YOUR OBJECTIVE
Restate the entries below verbatim.

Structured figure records
━━━━━━━━━━━━━━━━
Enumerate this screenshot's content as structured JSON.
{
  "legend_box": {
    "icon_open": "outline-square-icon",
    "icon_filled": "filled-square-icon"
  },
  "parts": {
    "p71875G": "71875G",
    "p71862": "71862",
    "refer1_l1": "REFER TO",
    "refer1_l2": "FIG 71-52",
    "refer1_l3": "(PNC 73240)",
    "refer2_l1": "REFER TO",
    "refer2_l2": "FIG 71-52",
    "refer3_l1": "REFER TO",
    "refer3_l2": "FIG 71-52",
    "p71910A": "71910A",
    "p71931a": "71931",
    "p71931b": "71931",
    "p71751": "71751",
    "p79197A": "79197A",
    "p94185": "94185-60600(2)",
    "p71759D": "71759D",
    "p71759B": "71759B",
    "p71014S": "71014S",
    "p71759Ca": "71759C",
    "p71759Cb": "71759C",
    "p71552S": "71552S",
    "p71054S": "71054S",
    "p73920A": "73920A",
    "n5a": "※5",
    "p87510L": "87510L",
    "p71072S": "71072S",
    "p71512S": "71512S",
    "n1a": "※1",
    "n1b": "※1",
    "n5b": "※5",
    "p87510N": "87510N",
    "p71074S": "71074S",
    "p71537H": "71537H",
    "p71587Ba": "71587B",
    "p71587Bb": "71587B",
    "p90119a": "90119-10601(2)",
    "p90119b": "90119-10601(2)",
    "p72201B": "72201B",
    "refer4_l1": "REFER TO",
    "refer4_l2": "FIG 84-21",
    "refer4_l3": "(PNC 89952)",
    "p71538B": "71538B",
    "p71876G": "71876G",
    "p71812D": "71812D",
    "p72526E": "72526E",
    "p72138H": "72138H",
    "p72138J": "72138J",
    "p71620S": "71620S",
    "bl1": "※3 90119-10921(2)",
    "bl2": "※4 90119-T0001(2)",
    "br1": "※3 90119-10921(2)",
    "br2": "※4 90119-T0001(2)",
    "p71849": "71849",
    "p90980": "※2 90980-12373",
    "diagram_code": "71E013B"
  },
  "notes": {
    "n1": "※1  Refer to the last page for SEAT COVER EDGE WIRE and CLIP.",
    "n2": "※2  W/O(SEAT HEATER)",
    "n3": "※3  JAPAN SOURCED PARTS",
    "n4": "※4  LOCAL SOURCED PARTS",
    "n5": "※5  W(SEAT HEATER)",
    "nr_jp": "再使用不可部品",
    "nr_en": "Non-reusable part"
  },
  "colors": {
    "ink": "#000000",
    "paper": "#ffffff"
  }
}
━━━━━━━━━━━━━━━━
OUTPUT FOR THIS EXERCISE
Enumerate this screenshot's content as structured JSON.
{
  "legend_box": {
    "icon_open": "outline-square-icon",
    "icon_filled": "filled-square-icon"
  },
  "parts": {
    "p71875G": "71875G",
    "p71862": "71862",
    "refer1_l1": "REFER TO",
    "refer1_l2": "FIG 71-52",
    "refer1_l3": "(PNC 73240)",
    "refer2_l1": "REFER TO",
    "refer2_l2": "FIG 71-52",
    "refer3_l1": "REFER TO",
    "refer3_l2": "FIG 71-52",
    "p71910A": "71910A",
    "p71931a": "71931",
    "p71931b": "71931",
    "p71751": "71751",
    "p79197A": "79197A",
    "p94185": "94185-60600(2)",
    "p71759D": "71759D",
    "p71759B": "71759B",
    "p71014S": "71014S",
    "p71759Ca": "71759C",
    "p71759Cb": "71759C",
    "p71552S": "71552S",
    "p71054S": "71054S",
    "p73920A": "73920A",
    "n5a": "※5",
    "p87510L": "87510L",
    "p71072S": "71072S",
    "p71512S": "71512S",
    "n1a": "※1",
    "n1b": "※1",
    "n5b": "※5",
    "p87510N": "87510N",
    "p71074S": "71074S",
    "p71537H": "71537H",
    "p71587Ba": "71587B",
    "p71587Bb": "71587B",
    "p90119a": "90119-10601(2)",
    "p90119b": "90119-10601(2)",
    "p72201B": "72201B",
    "refer4_l1": "REFER TO",
    "refer4_l2": "FIG 84-21",
    "refer4_l3": "(PNC 89952)",
    "p71538B": "71538B",
    "p71876G": "71876G",
    "p71812D": "71812D",
    "p72526E": "72526E",
    "p72138H": "72138H",
    "p72138J": "72138J",
    "p71620S": "71620S",
    "bl1": "※3 90119-10921(2)",
    "bl2": "※4 90119-T0001(2)",
    "br1": "※3 90119-10921(2)",
    "br2": "※4 90119-T0001(2)",
    "p71849": "71849",
    "p90980": "※2 90980-12373",
    "diagram_code": "71E013B"
  },
  "notes": {
    "n1": "※1  Refer to the last page for SEAT COVER EDGE WIRE and CLIP.",
    "n2": "※2  W/O(SEAT HEATER)",
    "n3": "※3  JAPAN SOURCED PARTS",
    "n4": "※4  LOCAL SOURCED PARTS",
    "n5": "※5  W(SEAT HEATER)",
    "nr_jp": "再使用不可部品",
    "nr_en": "Non-reusable part"
  },
  "colors": {
    "ink": "#000000",
    "paper": "#ffffff"
  }
}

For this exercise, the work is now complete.